- [TASK]: Could you copy, word for word, only the lines from the one containing "Read all visible content and emit it as JSON." through the last line of the records below, both included?

--

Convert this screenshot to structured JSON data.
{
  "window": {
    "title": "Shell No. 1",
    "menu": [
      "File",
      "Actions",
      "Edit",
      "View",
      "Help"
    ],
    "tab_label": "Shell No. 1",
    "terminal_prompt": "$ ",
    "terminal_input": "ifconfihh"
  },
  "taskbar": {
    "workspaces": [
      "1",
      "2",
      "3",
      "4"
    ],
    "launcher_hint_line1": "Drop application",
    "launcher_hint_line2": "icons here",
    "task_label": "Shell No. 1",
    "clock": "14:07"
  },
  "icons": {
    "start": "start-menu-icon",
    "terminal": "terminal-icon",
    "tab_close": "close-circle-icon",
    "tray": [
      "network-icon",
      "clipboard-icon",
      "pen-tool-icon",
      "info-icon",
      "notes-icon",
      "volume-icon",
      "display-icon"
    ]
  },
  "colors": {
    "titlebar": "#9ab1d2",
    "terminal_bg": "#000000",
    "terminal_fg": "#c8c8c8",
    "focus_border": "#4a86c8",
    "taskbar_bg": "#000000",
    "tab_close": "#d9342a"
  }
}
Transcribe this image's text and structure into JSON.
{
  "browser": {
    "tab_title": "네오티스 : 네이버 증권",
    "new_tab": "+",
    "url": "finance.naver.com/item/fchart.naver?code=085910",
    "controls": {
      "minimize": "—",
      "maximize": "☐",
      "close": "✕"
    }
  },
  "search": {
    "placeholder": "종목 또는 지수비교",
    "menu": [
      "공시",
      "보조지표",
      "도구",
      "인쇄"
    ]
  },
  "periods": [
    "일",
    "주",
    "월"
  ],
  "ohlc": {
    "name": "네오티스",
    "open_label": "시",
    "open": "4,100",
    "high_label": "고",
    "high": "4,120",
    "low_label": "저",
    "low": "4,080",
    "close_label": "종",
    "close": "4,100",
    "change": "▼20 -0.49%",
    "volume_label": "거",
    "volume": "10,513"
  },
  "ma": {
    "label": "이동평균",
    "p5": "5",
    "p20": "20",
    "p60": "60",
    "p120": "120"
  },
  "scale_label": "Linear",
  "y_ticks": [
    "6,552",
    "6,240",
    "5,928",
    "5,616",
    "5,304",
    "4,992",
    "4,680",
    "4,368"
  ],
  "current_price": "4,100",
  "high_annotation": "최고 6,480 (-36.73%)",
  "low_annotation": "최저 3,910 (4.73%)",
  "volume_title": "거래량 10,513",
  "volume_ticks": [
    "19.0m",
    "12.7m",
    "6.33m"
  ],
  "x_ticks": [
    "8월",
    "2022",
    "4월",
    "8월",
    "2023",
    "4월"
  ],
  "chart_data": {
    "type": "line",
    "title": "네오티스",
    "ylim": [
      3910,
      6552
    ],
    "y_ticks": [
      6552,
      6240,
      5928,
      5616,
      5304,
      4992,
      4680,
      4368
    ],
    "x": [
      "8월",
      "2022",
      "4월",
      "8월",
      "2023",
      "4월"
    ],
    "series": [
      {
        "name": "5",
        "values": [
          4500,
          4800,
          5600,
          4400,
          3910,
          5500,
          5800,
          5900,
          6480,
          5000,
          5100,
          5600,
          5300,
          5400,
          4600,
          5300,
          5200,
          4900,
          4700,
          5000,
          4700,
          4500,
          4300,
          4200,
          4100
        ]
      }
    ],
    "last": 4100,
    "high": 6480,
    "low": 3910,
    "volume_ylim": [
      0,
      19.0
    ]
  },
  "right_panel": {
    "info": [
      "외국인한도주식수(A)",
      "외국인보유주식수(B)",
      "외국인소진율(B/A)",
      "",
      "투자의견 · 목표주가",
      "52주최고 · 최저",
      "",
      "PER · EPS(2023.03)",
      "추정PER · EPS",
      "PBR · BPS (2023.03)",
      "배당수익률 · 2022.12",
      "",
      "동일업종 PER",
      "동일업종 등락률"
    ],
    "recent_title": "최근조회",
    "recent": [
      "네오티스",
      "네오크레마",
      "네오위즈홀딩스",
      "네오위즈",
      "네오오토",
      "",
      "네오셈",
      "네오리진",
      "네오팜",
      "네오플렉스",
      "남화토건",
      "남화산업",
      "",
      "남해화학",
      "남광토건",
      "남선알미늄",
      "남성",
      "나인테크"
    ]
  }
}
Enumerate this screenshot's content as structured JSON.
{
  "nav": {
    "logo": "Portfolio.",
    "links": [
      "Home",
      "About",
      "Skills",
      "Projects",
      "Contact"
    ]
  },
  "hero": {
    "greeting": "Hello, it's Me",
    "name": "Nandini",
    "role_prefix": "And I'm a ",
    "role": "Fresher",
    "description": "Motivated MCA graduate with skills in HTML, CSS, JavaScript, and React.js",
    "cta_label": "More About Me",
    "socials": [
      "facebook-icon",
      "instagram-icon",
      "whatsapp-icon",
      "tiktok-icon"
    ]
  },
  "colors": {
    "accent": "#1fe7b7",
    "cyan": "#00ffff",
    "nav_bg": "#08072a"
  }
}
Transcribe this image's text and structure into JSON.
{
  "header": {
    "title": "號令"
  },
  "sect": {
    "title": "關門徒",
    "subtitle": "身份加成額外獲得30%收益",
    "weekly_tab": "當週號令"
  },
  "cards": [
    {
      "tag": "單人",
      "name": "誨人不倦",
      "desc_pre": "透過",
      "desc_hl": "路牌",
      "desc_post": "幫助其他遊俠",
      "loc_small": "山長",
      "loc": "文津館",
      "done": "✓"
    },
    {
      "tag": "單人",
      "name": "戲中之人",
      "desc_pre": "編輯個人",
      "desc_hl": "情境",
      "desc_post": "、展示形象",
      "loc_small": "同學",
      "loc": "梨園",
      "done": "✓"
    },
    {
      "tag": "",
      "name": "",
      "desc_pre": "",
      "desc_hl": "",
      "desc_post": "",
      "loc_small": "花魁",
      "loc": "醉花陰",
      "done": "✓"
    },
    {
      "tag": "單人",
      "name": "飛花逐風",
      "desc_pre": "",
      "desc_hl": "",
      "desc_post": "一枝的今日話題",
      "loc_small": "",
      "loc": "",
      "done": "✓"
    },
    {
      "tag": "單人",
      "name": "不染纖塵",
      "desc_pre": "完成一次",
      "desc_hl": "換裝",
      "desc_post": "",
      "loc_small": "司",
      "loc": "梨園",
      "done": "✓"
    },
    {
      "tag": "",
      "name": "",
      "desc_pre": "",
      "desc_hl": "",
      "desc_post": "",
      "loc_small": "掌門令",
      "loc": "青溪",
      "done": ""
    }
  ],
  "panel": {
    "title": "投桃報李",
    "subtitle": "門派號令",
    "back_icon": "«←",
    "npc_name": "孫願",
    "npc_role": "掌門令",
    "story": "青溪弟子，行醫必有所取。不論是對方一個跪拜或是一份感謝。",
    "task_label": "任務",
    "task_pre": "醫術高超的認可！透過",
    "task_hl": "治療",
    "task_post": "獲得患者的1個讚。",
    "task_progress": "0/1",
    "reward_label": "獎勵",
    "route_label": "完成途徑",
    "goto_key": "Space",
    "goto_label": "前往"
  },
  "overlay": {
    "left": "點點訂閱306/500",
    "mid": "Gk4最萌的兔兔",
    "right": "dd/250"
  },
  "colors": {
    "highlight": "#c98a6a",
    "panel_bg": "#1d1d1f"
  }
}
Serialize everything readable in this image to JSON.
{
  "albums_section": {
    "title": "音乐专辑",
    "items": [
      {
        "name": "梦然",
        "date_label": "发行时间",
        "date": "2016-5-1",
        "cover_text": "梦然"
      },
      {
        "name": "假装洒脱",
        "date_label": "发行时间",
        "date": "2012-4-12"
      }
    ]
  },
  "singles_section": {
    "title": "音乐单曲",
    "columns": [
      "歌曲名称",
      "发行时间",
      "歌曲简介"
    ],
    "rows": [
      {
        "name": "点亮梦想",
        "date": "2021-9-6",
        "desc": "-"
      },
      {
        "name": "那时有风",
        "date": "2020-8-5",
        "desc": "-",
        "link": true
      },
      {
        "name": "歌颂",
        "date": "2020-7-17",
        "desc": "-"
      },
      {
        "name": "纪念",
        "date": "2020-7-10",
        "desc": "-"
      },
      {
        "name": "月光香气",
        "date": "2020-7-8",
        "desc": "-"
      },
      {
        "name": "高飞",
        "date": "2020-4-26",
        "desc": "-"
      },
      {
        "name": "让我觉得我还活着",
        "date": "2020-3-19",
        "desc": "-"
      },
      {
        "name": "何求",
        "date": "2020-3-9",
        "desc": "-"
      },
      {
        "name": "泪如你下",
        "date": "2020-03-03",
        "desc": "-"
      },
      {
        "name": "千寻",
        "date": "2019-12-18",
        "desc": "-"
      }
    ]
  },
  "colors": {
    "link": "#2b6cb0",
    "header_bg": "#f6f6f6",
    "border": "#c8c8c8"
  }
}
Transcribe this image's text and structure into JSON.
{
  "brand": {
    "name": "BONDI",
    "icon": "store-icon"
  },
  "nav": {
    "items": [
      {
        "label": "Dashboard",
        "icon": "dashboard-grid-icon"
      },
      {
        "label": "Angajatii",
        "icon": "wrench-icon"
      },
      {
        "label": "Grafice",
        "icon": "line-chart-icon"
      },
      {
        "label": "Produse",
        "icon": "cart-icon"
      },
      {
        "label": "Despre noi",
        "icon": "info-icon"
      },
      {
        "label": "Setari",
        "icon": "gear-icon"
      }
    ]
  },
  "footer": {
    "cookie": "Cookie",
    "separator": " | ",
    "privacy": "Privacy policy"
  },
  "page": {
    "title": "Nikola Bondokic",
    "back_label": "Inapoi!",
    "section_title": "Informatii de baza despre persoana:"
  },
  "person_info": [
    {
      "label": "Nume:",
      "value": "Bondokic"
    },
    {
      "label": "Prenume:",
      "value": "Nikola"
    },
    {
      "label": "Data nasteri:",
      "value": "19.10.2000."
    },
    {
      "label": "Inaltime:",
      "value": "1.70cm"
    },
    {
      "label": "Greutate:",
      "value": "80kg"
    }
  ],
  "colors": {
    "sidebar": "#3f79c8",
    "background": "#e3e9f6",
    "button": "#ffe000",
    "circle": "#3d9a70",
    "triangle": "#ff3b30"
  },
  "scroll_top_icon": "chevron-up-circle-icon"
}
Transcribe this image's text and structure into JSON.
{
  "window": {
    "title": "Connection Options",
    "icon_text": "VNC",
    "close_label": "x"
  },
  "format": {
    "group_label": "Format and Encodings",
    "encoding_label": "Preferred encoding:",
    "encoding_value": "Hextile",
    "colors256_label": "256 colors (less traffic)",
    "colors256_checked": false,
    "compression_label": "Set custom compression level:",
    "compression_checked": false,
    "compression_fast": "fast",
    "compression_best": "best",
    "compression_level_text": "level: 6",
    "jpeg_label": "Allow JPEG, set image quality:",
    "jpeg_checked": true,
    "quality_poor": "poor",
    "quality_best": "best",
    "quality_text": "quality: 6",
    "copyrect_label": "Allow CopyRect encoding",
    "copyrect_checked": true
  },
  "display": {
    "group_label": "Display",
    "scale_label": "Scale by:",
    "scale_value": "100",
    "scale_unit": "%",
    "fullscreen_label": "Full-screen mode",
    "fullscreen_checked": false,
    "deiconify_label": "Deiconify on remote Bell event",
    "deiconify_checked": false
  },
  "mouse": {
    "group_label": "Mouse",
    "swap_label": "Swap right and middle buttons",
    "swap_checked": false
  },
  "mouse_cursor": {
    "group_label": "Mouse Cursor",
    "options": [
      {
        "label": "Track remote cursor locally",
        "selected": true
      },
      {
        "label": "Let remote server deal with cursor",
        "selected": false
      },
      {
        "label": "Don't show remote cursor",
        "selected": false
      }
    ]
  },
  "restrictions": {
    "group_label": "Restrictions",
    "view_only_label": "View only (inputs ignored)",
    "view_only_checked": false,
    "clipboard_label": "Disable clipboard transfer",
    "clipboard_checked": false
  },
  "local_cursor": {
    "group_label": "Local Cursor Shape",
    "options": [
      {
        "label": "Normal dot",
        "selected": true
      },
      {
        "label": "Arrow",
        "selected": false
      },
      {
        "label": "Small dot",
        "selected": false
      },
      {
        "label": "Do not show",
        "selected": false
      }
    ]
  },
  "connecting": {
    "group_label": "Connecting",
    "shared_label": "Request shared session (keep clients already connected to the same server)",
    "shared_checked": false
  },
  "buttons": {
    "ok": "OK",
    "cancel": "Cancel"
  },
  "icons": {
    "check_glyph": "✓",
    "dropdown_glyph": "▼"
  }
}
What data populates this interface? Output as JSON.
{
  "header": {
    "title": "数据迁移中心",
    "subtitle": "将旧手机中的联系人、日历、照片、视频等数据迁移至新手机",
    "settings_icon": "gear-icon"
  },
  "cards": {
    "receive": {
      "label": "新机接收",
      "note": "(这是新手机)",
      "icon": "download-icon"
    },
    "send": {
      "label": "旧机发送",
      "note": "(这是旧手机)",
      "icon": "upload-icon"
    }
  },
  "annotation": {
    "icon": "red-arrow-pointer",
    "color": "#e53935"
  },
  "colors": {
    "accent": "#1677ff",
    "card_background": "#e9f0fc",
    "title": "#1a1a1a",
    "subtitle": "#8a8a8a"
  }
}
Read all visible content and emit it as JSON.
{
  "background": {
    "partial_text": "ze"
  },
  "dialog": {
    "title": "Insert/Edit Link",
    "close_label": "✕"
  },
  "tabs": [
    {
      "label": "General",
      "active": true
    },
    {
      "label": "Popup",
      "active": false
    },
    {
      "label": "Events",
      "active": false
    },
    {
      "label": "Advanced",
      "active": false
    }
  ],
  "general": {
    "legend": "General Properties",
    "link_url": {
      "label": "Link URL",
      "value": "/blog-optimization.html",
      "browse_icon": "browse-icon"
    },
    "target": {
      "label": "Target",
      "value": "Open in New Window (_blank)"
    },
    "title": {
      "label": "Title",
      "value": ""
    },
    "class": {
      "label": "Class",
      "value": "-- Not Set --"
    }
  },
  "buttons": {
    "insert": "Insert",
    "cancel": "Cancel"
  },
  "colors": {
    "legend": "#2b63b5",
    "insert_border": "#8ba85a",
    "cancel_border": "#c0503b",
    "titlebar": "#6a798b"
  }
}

--

- [EXERCISE OUTPUT]:
Read all visible content and emit it as JSON.
{
  "background": {
    "partial_text": "ze"
  },
  "dialog": {
    "title": "Insert/Edit Link",
    "close_label": "✕"
  },
  "tabs": [
    {
      "label": "General",
      "active": true
    },
    {
      "label": "Popup",
      "active": false
    },
    {
      "label": "Events",
      "active": false
    },
    {
      "label": "Advanced",
      "active": false
    }
  ],
  "general": {
    "legend": "General Properties",
    "link_url": {
      "label": "Link URL",
      "value": "/blog-optimization.html",
      "browse_icon": "browse-icon"
    },
    "target": {
      "label": "Target",
      "value": "Open in New Window (_blank)"
    },
    "title": {
      "label": "Title",
      "value": ""
    },
    "class": {
      "label": "Class",
      "value": "-- Not Set --"
    }
  },
  "buttons": {
    "insert": "Insert",
    "cancel": "Cancel"
  },
  "colors": {
    "legend": "#2b63b5",
    "insert_border": "#8ba85a",
    "cancel_border": "#c0503b",
    "titlebar": "#6a798b"
  }
}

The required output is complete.